Output the data word for word, dropping every image.

***** Material provided *****

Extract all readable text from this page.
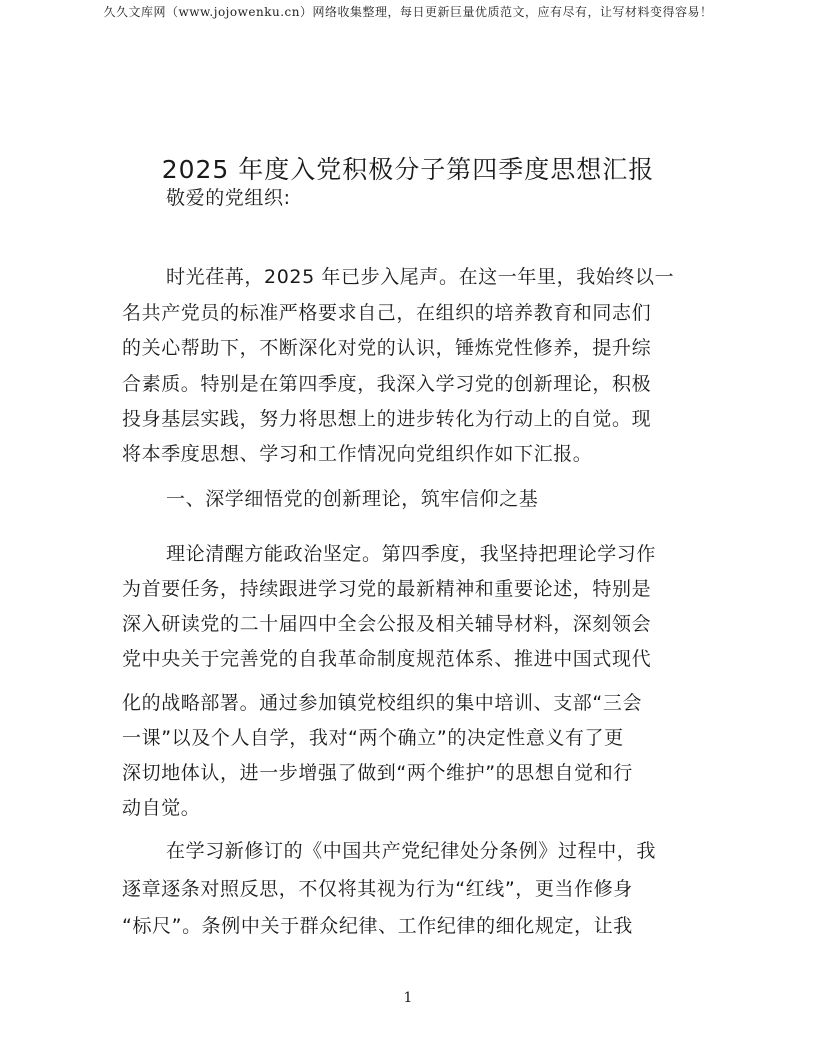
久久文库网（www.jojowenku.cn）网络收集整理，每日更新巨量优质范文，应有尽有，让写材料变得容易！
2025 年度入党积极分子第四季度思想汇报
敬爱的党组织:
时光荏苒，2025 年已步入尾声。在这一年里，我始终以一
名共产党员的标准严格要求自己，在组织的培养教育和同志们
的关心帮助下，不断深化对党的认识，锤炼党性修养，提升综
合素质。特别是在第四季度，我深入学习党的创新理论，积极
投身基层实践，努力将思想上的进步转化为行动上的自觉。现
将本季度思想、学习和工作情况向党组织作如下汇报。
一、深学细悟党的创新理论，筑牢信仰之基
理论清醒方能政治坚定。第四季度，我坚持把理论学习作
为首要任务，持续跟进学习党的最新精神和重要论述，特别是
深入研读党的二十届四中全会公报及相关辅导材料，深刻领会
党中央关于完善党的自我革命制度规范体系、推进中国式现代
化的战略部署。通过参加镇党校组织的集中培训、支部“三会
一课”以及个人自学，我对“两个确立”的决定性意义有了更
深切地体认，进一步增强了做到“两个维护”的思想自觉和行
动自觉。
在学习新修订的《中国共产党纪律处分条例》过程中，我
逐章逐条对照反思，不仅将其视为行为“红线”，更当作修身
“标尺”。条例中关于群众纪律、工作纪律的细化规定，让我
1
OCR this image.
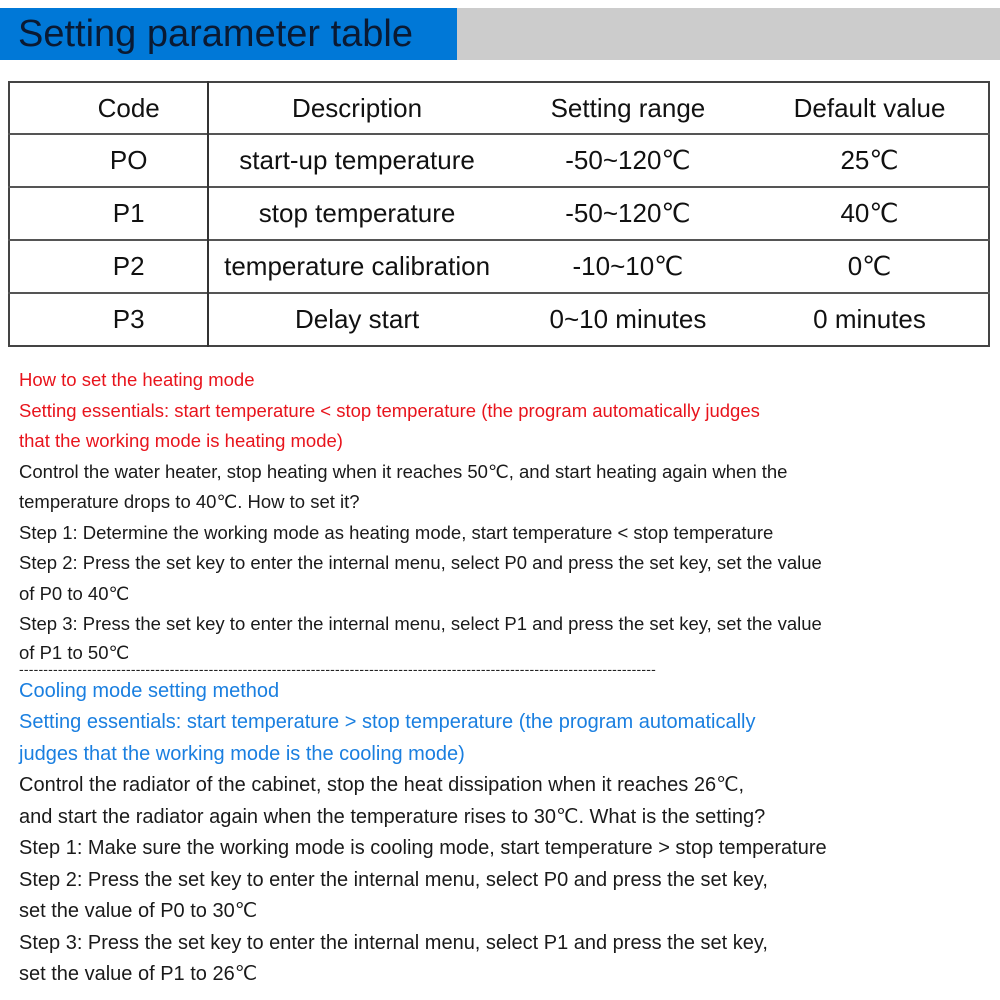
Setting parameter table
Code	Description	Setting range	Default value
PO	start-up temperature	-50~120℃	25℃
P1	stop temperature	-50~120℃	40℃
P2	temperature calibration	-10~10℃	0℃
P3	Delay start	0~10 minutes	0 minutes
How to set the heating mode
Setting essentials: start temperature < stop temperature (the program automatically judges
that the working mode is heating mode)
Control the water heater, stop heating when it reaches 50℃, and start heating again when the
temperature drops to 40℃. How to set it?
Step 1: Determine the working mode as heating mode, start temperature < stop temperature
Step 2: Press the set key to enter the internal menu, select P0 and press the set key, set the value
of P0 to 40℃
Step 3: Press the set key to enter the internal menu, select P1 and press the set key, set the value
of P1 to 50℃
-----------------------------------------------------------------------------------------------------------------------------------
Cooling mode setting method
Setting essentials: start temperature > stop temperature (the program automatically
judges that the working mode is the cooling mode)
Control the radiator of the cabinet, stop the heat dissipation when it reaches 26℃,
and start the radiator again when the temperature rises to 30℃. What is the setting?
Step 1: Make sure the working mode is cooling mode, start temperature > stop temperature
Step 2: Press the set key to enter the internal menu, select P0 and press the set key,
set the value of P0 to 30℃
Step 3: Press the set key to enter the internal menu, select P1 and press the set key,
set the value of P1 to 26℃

*****

Solution for this exercise →
Extract all readable text from this page.
久久文库网（www.jojowenku.cn）网络收集整理，每日更新巨量优质范文，应有尽有，让写材料变得容易！
2025 年度入党积极分子第四季度思想汇报
敬爱的党组织:
时光荏苒，2025 年已步入尾声。在这一年里，我始终以一
名共产党员的标准严格要求自己，在组织的培养教育和同志们
的关心帮助下，不断深化对党的认识，锤炼党性修养，提升综
合素质。特别是在第四季度，我深入学习党的创新理论，积极
投身基层实践，努力将思想上的进步转化为行动上的自觉。现
将本季度思想、学习和工作情况向党组织作如下汇报。
一、深学细悟党的创新理论，筑牢信仰之基
理论清醒方能政治坚定。第四季度，我坚持把理论学习作
为首要任务，持续跟进学习党的最新精神和重要论述，特别是
深入研读党的二十届四中全会公报及相关辅导材料，深刻领会
党中央关于完善党的自我革命制度规范体系、推进中国式现代
化的战略部署。通过参加镇党校组织的集中培训、支部“三会
一课”以及个人自学，我对“两个确立”的决定性意义有了更
深切地体认，进一步增强了做到“两个维护”的思想自觉和行
动自觉。
在学习新修订的《中国共产党纪律处分条例》过程中，我
逐章逐条对照反思，不仅将其视为行为“红线”，更当作修身
“标尺”。条例中关于群众纪律、工作纪律的细化规定，让我
1
OCR this image.
Setting parameter table
Code	Description	Setting range	Default value
PO	start-up temperature	-50~120℃	25℃
P1	stop temperature	-50~120℃	40℃
P2	temperature calibration	-10~10℃	0℃
P3	Delay start	0~10 minutes	0 minutes
How to set the heating mode
Setting essentials: start temperature < stop temperature (the program automatically judges
that the working mode is heating mode)
Control the water heater, stop heating when it reaches 50℃, and start heating again when the
temperature drops to 40℃. How to set it?
Step 1: Determine the working mode as heating mode, start temperature < stop temperature
Step 2: Press the set key to enter the internal menu, select P0 and press the set key, set the value
of P0 to 40℃
Step 3: Press the set key to enter the internal menu, select P1 and press the set key, set the value
of P1 to 50℃
-----------------------------------------------------------------------------------------------------------------------------------
Cooling mode setting method
Setting essentials: start temperature > stop temperature (the program automatically
judges that the working mode is the cooling mode)
Control the radiator of the cabinet, stop the heat dissipation when it reaches 26℃,
and start the radiator again when the temperature rises to 30℃. What is the setting?
Step 1: Make sure the working mode is cooling mode, start temperature > stop temperature
Step 2: Press the set key to enter the internal menu, select P0 and press the set key,
set the value of P0 to 30℃
Step 3: Press the set key to enter the internal menu, select P1 and press the set key,
set the value of P1 to 26℃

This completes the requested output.